▶ [YOUR OBJECTIVE]
Sift the listing for lines that hold the string "Cloud" and pull them out.
## START
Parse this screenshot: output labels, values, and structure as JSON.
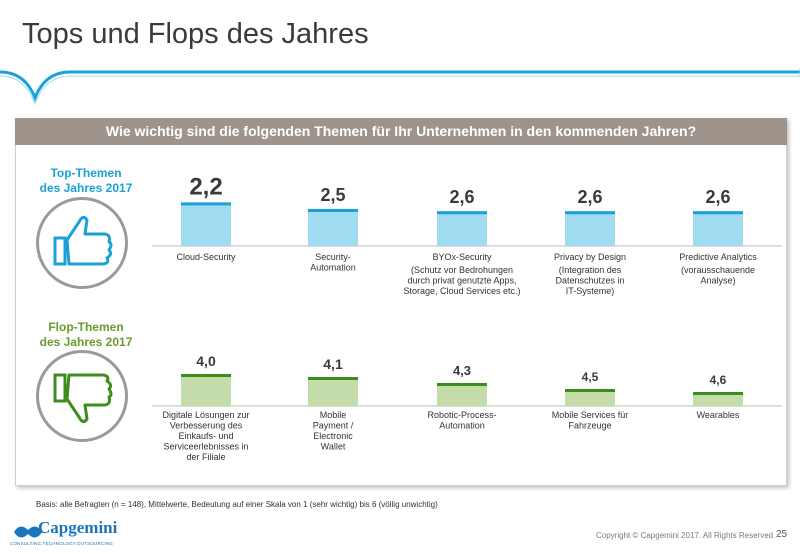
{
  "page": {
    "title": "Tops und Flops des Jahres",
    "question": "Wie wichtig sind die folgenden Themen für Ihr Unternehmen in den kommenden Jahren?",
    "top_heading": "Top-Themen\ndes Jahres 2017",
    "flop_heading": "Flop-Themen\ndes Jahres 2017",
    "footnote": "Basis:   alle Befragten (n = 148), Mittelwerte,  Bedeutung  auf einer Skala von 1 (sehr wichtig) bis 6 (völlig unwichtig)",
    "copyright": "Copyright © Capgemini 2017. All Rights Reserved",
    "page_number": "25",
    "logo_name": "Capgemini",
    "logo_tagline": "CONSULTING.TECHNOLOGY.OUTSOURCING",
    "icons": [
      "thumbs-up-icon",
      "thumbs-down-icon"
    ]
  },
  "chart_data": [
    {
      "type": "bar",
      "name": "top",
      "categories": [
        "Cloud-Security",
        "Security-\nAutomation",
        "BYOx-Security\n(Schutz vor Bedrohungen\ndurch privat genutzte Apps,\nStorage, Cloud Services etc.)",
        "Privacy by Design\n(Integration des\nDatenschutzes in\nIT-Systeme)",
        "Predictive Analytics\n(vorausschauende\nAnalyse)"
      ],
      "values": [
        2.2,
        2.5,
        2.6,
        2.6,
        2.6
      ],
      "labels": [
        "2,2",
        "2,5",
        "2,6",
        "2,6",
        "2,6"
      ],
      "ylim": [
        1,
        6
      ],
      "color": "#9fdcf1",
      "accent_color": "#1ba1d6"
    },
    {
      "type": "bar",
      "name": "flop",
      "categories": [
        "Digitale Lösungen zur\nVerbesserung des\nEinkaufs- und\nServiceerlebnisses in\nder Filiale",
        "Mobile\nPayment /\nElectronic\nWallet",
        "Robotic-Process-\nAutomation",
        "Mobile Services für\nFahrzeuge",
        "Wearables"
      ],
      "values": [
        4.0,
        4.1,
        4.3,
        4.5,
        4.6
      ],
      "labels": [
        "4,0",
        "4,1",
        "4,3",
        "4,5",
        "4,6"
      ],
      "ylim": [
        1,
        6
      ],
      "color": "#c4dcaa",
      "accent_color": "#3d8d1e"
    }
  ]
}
## END
## START
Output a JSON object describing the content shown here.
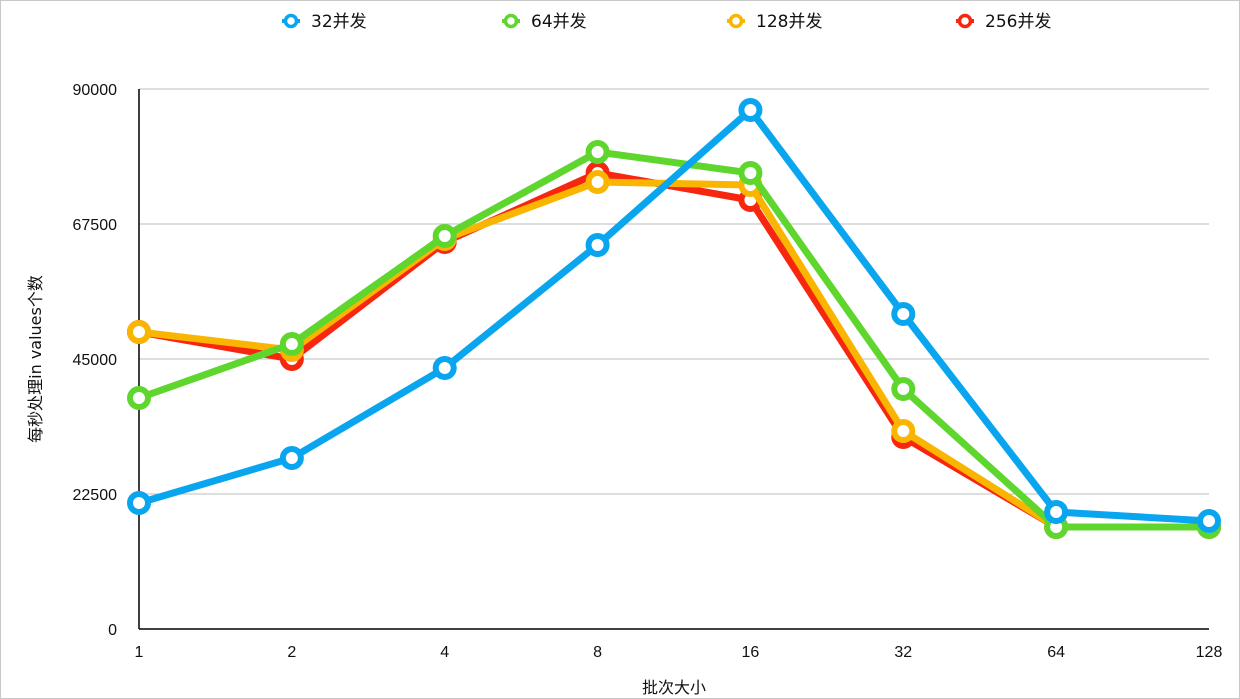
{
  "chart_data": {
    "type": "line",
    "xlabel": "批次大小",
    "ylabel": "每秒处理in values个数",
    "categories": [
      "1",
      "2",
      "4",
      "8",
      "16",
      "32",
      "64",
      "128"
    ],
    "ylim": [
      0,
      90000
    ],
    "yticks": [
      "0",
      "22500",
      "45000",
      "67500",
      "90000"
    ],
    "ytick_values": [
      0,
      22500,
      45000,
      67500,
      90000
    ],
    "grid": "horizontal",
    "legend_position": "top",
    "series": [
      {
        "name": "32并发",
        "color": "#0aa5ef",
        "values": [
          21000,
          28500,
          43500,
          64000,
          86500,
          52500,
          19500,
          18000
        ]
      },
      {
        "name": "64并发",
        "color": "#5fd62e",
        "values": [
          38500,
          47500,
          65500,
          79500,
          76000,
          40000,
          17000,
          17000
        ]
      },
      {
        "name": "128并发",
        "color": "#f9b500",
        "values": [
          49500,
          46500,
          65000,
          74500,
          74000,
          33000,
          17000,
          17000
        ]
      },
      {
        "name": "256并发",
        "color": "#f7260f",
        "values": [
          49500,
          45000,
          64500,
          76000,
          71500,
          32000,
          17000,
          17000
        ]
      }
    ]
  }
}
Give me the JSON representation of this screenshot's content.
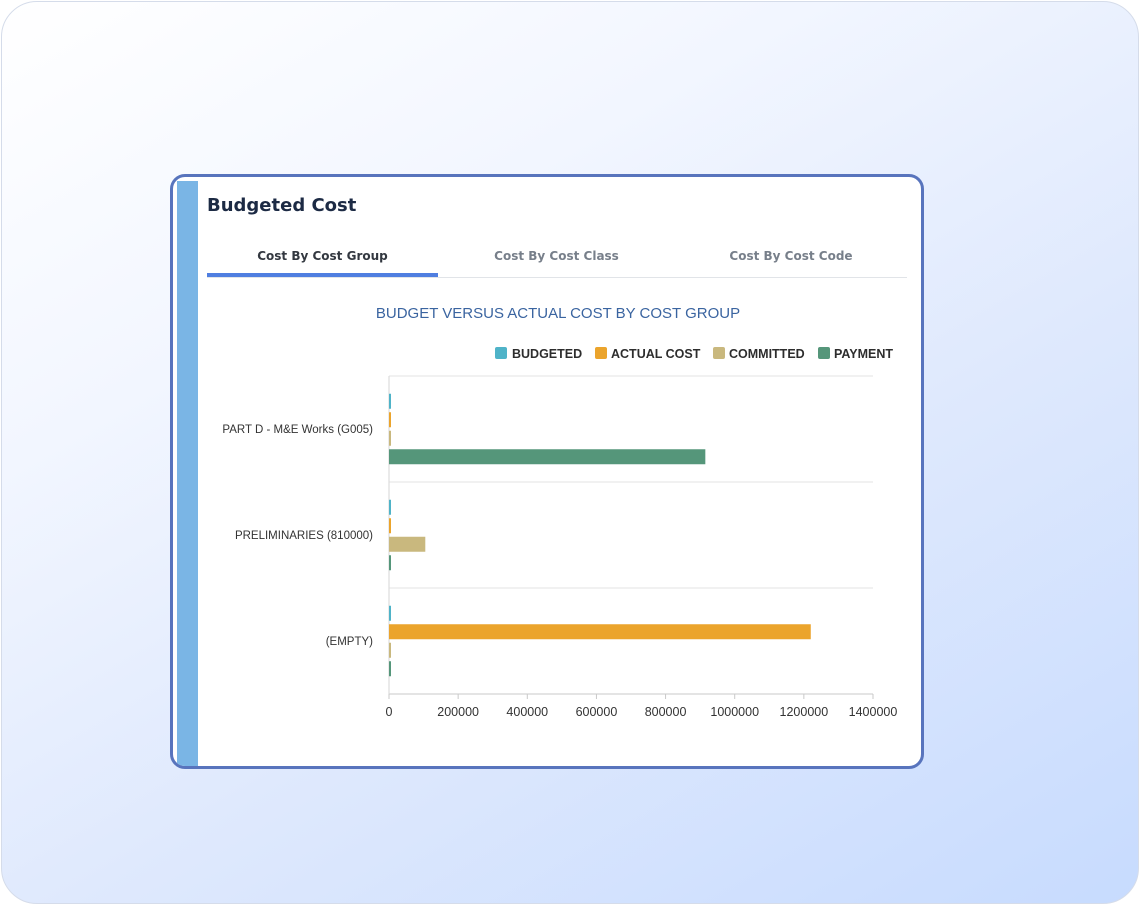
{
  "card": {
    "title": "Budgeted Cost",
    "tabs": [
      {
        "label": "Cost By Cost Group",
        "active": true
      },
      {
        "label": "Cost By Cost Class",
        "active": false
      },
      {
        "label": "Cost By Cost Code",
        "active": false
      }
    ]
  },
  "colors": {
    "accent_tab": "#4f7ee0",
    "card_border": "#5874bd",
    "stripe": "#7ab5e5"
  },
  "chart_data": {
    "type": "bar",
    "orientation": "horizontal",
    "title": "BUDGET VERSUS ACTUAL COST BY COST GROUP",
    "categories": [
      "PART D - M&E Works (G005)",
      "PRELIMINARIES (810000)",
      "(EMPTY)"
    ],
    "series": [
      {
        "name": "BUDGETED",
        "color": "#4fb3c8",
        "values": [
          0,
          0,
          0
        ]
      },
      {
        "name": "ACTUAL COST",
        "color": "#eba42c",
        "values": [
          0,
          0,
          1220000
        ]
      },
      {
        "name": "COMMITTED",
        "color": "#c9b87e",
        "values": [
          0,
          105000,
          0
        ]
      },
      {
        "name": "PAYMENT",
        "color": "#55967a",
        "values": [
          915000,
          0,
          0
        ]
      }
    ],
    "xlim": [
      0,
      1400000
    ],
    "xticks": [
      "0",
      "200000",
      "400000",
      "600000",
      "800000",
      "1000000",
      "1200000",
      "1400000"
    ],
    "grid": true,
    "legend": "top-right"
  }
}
## END
▶ [EXERCISE OUTPUT]
        "Cloud-Security",
        "BYOx-Security\n(Schutz vor Bedrohungen\ndurch privat genutzte Apps,\nStorage, Cloud Services etc.)",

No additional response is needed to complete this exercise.